Listing:
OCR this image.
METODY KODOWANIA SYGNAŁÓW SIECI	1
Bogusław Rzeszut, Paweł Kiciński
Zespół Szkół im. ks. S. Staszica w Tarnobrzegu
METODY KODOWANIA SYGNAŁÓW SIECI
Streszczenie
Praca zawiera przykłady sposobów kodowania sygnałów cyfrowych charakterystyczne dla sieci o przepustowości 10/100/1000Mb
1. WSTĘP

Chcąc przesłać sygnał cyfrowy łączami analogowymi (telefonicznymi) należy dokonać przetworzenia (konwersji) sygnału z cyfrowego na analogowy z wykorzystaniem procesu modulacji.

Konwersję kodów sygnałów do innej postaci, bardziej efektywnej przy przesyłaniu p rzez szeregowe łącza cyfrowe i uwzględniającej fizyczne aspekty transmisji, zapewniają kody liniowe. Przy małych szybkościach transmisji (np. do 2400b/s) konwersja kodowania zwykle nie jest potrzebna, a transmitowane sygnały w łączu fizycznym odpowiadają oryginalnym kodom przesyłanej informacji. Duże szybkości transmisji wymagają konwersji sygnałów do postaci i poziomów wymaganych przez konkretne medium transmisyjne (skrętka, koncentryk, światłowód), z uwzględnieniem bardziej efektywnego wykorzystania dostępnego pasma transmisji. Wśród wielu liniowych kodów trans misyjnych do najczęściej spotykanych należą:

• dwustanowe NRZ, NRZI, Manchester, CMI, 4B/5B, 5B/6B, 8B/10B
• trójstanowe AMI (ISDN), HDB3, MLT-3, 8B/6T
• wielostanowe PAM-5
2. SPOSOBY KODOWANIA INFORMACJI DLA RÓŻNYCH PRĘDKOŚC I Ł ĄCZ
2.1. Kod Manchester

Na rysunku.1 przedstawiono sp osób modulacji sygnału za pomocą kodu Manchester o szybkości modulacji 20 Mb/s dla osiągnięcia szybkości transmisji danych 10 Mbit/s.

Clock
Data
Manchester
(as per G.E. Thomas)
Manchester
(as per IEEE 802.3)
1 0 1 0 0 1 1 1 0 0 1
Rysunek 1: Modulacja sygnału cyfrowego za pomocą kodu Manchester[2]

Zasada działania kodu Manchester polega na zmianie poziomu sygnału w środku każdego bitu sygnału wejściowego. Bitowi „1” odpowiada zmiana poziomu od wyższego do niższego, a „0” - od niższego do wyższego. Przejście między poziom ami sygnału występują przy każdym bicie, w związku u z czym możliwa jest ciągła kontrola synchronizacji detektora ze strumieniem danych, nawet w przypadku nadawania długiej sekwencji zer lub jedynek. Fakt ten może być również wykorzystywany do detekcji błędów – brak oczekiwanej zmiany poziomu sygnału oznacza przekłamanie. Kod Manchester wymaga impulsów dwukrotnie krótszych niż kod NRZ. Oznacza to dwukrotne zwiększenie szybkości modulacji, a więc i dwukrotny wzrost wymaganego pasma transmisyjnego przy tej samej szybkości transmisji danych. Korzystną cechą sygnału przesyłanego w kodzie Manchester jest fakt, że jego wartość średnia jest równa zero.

* * *

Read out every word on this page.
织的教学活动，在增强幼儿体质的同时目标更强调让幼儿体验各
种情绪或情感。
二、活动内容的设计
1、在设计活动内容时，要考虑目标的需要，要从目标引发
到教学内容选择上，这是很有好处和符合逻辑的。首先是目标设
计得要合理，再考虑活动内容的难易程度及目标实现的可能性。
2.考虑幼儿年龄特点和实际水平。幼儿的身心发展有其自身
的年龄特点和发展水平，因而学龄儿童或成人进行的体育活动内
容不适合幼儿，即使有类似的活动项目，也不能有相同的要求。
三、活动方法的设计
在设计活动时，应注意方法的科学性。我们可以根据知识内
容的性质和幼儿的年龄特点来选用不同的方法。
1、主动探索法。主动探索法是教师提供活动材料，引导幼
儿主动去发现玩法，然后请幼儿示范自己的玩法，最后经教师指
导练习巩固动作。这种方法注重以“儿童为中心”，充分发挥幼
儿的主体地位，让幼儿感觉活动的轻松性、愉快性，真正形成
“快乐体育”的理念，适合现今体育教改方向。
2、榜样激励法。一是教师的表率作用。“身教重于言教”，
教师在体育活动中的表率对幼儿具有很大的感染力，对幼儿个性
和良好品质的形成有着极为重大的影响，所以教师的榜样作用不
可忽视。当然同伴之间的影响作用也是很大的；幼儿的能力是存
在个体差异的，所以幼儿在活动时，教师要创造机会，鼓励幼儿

Written instruction: Pick out each line containing the string "Manchester" and copy it.

Answer to the exercise:
• dwustanowe NRZ, NRZI, Manchester, CMI, 4B/5B, 5B/6B, 8B/10B
2.1. Kod Manchester
Na rysunku.1 przedstawiono sp osób modulacji sygnału za pomocą kodu Manchester o szybkości modulacji 20 Mb/s dla osiągnięcia szybkości transmisji danych 10 Mbit/s.
Manchester
Manchester
Rysunek 1: Modulacja sygnału cyfrowego za pomocą kodu Manchester[2]
Zasada działania kodu Manchester polega na zmianie poziomu sygnału w środku każdego bitu sygnału wejściowego. Bitowi „1” odpowiada zmiana poziomu od wyższego do niższego, a „0” - od niższego do wyższego. Przejście między poziom ami sygnału występują przy każdym bicie, w związku u z czym możliwa jest ciągła kontrola synchronizacji detektora ze strumieniem danych, nawet w przypadku nadawania długiej sekwencji zer lub jedynek. Fakt ten może być również wykorzystywany do detekcji błędów – brak oczekiwanej zmiany poziomu sygnału oznacza przekłamanie. Kod Manchester wymaga impulsów dwukrotnie krótszych niż kod NRZ. Oznacza to dwukrotne zwiększenie szybkości modulacji, a więc i dwukrotny wzrost wymaganego pasma transmisyjnego przy tej samej szybkości transmisji danych. Korzystną cechą sygnału przesyłanego w kodzie Manchester jest fakt, że jego wartość średnia jest równa zero.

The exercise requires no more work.